■ **WRITTEN TASK**:
The listing below should be copied in full, word for word.

■ **INPUT FOR THIS TASK**:
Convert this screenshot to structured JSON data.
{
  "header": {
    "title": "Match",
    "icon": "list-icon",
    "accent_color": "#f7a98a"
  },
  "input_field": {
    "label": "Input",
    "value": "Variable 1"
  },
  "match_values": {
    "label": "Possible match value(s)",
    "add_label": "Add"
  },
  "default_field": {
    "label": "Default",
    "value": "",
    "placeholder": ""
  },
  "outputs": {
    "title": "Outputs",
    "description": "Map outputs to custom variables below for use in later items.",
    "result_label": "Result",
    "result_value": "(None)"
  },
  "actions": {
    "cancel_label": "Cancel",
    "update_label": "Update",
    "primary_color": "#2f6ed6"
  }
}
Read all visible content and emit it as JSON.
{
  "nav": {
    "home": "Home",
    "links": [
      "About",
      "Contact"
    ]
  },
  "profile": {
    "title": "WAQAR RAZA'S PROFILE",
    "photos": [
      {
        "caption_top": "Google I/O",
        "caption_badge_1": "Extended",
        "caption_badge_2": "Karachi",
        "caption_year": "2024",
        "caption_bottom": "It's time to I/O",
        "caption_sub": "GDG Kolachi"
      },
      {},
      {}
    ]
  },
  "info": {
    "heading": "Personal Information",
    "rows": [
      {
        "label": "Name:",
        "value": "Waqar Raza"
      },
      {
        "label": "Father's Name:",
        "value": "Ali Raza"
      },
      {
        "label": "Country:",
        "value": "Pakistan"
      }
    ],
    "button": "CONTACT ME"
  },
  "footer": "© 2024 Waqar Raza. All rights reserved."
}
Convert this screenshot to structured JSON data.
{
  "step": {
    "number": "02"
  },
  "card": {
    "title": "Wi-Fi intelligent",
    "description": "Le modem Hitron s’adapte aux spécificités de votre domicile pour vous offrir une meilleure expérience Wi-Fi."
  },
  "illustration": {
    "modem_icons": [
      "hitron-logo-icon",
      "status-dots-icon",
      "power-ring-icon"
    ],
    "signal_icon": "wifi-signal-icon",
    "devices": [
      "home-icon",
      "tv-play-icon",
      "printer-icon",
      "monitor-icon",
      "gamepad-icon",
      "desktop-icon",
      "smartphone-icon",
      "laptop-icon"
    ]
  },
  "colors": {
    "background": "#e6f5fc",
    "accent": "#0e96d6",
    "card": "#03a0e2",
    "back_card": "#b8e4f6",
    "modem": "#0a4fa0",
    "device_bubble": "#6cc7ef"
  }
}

■ **TASK SOLUTION**:
Convert this screenshot to structured JSON data.
{
  "header": {
    "title": "Match",
    "icon": "list-icon",
    "accent_color": "#f7a98a"
  },
  "input_field": {
    "label": "Input",
    "value": "Variable 1"
  },
  "match_values": {
    "label": "Possible match value(s)",
    "add_label": "Add"
  },
  "default_field": {
    "label": "Default",
    "value": "",
    "placeholder": ""
  },
  "outputs": {
    "title": "Outputs",
    "description": "Map outputs to custom variables below for use in later items.",
    "result_label": "Result",
    "result_value": "(None)"
  },
  "actions": {
    "cancel_label": "Cancel",
    "update_label": "Update",
    "primary_color": "#2f6ed6"
  }
}
Read all visible content and emit it as JSON.
{
  "nav": {
    "home": "Home",
    "links": [
      "About",
      "Contact"
    ]
  },
  "profile": {
    "title": "WAQAR RAZA'S PROFILE",
    "photos": [
      {
        "caption_top": "Google I/O",
        "caption_badge_1": "Extended",
        "caption_badge_2": "Karachi",
        "caption_year": "2024",
        "caption_bottom": "It's time to I/O",
        "caption_sub": "GDG Kolachi"
      },
      {},
      {}
    ]
  },
  "info": {
    "heading": "Personal Information",
    "rows": [
      {
        "label": "Name:",
        "value": "Waqar Raza"
      },
      {
        "label": "Father's Name:",
        "value": "Ali Raza"
      },
      {
        "label": "Country:",
        "value": "Pakistan"
      }
    ],
    "button": "CONTACT ME"
  },
  "footer": "© 2024 Waqar Raza. All rights reserved."
}
Convert this screenshot to structured JSON data.
{
  "step": {
    "number": "02"
  },
  "card": {
    "title": "Wi-Fi intelligent",
    "description": "Le modem Hitron s’adapte aux spécificités de votre domicile pour vous offrir une meilleure expérience Wi-Fi."
  },
  "illustration": {
    "modem_icons": [
      "hitron-logo-icon",
      "status-dots-icon",
      "power-ring-icon"
    ],
    "signal_icon": "wifi-signal-icon",
    "devices": [
      "home-icon",
      "tv-play-icon",
      "printer-icon",
      "monitor-icon",
      "gamepad-icon",
      "desktop-icon",
      "smartphone-icon",
      "laptop-icon"
    ]
  },
  "colors": {
    "background": "#e6f5fc",
    "accent": "#0e96d6",
    "card": "#03a0e2",
    "back_card": "#b8e4f6",
    "modem": "#0a4fa0",
    "device_bubble": "#6cc7ef"
  }
}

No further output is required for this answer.